Your goal: Answer with a single number: the count of lines that hold "JSON".

Entries:
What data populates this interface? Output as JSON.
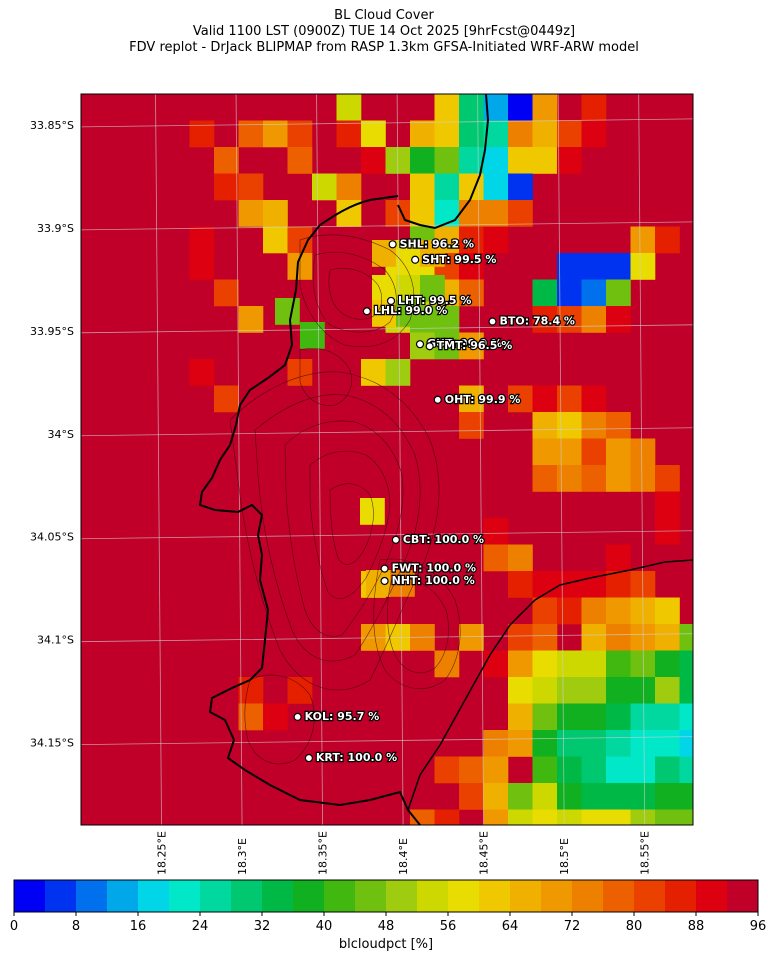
{
  "title": {
    "line1": "BL Cloud Cover",
    "line2": "Valid 1100 LST (0900Z) TUE 14 Oct 2025 [9hrFcst@0449z]",
    "line3": "FDV replot - DrJack BLIPMAP from RASP 1.3km GFSA-Initiated WRF-ARW model"
  },
  "map": {
    "lon_range": [
      18.2,
      18.58
    ],
    "lat_range": [
      -34.19,
      -33.835
    ],
    "lat_ticks": [
      {
        "lat": -33.85,
        "label": "33.85°S"
      },
      {
        "lat": -33.9,
        "label": "33.9°S"
      },
      {
        "lat": -33.95,
        "label": "33.95°S"
      },
      {
        "lat": -34.0,
        "label": "34°S"
      },
      {
        "lat": -34.05,
        "label": "34.05°S"
      },
      {
        "lat": -34.1,
        "label": "34.1°S"
      },
      {
        "lat": -34.15,
        "label": "34.15°S"
      }
    ],
    "lon_ticks": [
      {
        "lon": 18.25,
        "label": "18.25°E"
      },
      {
        "lon": 18.3,
        "label": "18.3°E"
      },
      {
        "lon": 18.35,
        "label": "18.35°E"
      },
      {
        "lon": 18.4,
        "label": "18.4°E"
      },
      {
        "lon": 18.45,
        "label": "18.45°E"
      },
      {
        "lon": 18.5,
        "label": "18.5°E"
      },
      {
        "lon": 18.55,
        "label": "18.55°E"
      }
    ],
    "background_value": 99
  },
  "stations": [
    {
      "code": "SHL",
      "label": "SHL: 96.2 %",
      "lon": 18.3935,
      "lat": -33.908
    },
    {
      "code": "SHT",
      "label": "SHT: 99.5 %",
      "lon": 18.4075,
      "lat": -33.9155
    },
    {
      "code": "LHT",
      "label": "LHT: 99.5 %",
      "lon": 18.3925,
      "lat": -33.9355
    },
    {
      "code": "LHL",
      "label": "LHL: 99.0 %",
      "lon": 18.3775,
      "lat": -33.9405
    },
    {
      "code": "BTO",
      "label": "BTO: 78.4 %",
      "lon": 18.4555,
      "lat": -33.9455
    },
    {
      "code": "GUT",
      "label": "GUT: 99.9 %",
      "lon": 18.4105,
      "lat": -33.9565
    },
    {
      "code": "TMT",
      "label": "TMT: 96.5 %",
      "lon": 18.4165,
      "lat": -33.9575
    },
    {
      "code": "OHT",
      "label": "OHT: 99.9 %",
      "lon": 18.4215,
      "lat": -33.9835
    },
    {
      "code": "CBT",
      "label": "CBT: 100.0 %",
      "lon": 18.3955,
      "lat": -34.0515
    },
    {
      "code": "FWT",
      "label": "FWT: 100.0 %",
      "lon": 18.3885,
      "lat": -34.0655
    },
    {
      "code": "NHT",
      "label": "NHT: 100.0 %",
      "lon": 18.3885,
      "lat": -34.0715
    },
    {
      "code": "KOL",
      "label": "KOL: 95.7 %",
      "lon": 18.3345,
      "lat": -34.1375
    },
    {
      "code": "KRT",
      "label": "KRT: 100.0 %",
      "lon": 18.3415,
      "lat": -34.1575
    }
  ],
  "colorbar": {
    "label": "blcloudpct [%]",
    "ticks": [
      "0",
      "8",
      "16",
      "24",
      "32",
      "40",
      "48",
      "56",
      "64",
      "72",
      "80",
      "88",
      "96"
    ],
    "colors": [
      "#0000f5",
      "#0033f0",
      "#0070ec",
      "#00a8ea",
      "#00d6e8",
      "#00e8c8",
      "#00d8a0",
      "#00c870",
      "#00b845",
      "#10b020",
      "#40b810",
      "#70c010",
      "#a0cc10",
      "#ccd800",
      "#e8dc00",
      "#f0c800",
      "#f0b000",
      "#f09800",
      "#ee8000",
      "#ec6000",
      "#ea4000",
      "#e42000",
      "#dc0010",
      "#c00028"
    ]
  }
}
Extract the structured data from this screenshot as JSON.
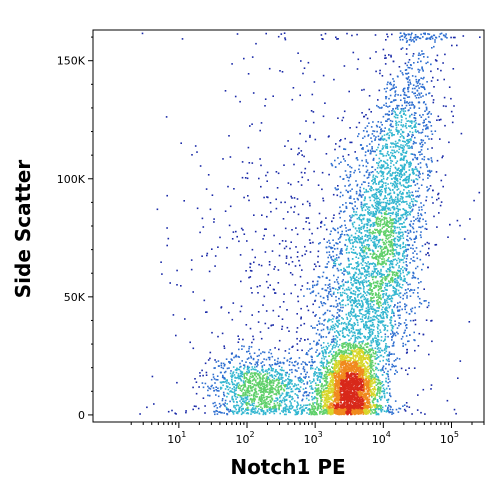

Written solution: 2